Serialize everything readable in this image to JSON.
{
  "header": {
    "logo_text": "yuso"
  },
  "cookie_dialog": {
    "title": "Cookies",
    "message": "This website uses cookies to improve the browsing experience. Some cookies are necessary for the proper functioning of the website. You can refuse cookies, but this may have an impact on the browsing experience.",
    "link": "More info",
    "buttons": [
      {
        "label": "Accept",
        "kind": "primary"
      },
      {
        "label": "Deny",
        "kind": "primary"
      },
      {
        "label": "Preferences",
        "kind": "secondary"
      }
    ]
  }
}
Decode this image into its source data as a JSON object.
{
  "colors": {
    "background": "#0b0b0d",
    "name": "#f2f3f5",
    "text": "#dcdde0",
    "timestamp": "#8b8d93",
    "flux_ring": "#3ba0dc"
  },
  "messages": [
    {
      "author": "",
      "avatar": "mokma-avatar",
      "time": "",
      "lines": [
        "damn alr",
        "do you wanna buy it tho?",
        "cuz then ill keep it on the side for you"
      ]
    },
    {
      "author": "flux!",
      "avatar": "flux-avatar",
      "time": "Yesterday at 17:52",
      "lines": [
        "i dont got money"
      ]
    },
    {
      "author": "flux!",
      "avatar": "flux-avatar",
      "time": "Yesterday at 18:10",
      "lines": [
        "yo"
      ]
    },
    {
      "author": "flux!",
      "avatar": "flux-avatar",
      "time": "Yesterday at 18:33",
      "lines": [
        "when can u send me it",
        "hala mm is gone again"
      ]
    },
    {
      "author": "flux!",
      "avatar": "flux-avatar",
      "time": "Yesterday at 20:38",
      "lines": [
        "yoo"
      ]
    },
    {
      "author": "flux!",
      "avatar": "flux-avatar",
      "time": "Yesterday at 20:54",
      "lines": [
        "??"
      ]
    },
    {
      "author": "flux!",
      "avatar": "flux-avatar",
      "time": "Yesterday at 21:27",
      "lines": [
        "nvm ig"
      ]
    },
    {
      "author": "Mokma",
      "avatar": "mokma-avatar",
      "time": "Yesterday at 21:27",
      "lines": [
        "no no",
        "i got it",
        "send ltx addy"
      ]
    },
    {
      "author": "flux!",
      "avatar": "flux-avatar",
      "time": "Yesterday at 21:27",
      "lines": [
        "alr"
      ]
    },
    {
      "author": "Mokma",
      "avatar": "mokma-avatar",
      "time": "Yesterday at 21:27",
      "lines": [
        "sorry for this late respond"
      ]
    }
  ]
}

*-*-*

PROBLEM REQUIREMENTS ->
Write out every entry word for word.

FINISHED ANSWER ->
Serialize everything readable in this image to JSON.
{
  "header": {
    "logo_text": "yuso"
  },
  "cookie_dialog": {
    "title": "Cookies",
    "message": "This website uses cookies to improve the browsing experience. Some cookies are necessary for the proper functioning of the website. You can refuse cookies, but this may have an impact on the browsing experience.",
    "link": "More info",
    "buttons": [
      {
        "label": "Accept",
        "kind": "primary"
      },
      {
        "label": "Deny",
        "kind": "primary"
      },
      {
        "label": "Preferences",
        "kind": "secondary"
      }
    ]
  }
}
Decode this image into its source data as a JSON object.
{
  "colors": {
    "background": "#0b0b0d",
    "name": "#f2f3f5",
    "text": "#dcdde0",
    "timestamp": "#8b8d93",
    "flux_ring": "#3ba0dc"
  },
  "messages": [
    {
      "author": "",
      "avatar": "mokma-avatar",
      "time": "",
      "lines": [
        "damn alr",
        "do you wanna buy it tho?",
        "cuz then ill keep it on the side for you"
      ]
    },
    {
      "author": "flux!",
      "avatar": "flux-avatar",
      "time": "Yesterday at 17:52",
      "lines": [
        "i dont got money"
      ]
    },
    {
      "author": "flux!",
      "avatar": "flux-avatar",
      "time": "Yesterday at 18:10",
      "lines": [
        "yo"
      ]
    },
    {
      "author": "flux!",
      "avatar": "flux-avatar",
      "time": "Yesterday at 18:33",
      "lines": [
        "when can u send me it",
        "hala mm is gone again"
      ]
    },
    {
      "author": "flux!",
      "avatar": "flux-avatar",
      "time": "Yesterday at 20:38",
      "lines": [
        "yoo"
      ]
    },
    {
      "author": "flux!",
      "avatar": "flux-avatar",
      "time": "Yesterday at 20:54",
      "lines": [
        "??"
      ]
    },
    {
      "author": "flux!",
      "avatar": "flux-avatar",
      "time": "Yesterday at 21:27",
      "lines": [
        "nvm ig"
      ]
    },
    {
      "author": "Mokma",
      "avatar": "mokma-avatar",
      "time": "Yesterday at 21:27",
      "lines": [
        "no no",
        "i got it",
        "send ltx addy"
      ]
    },
    {
      "author": "flux!",
      "avatar": "flux-avatar",
      "time": "Yesterday at 21:27",
      "lines": [
        "alr"
      ]
    },
    {
      "author": "Mokma",
      "avatar": "mokma-avatar",
      "time": "Yesterday at 21:27",
      "lines": [
        "sorry for this late respond"
      ]
    }
  ]
}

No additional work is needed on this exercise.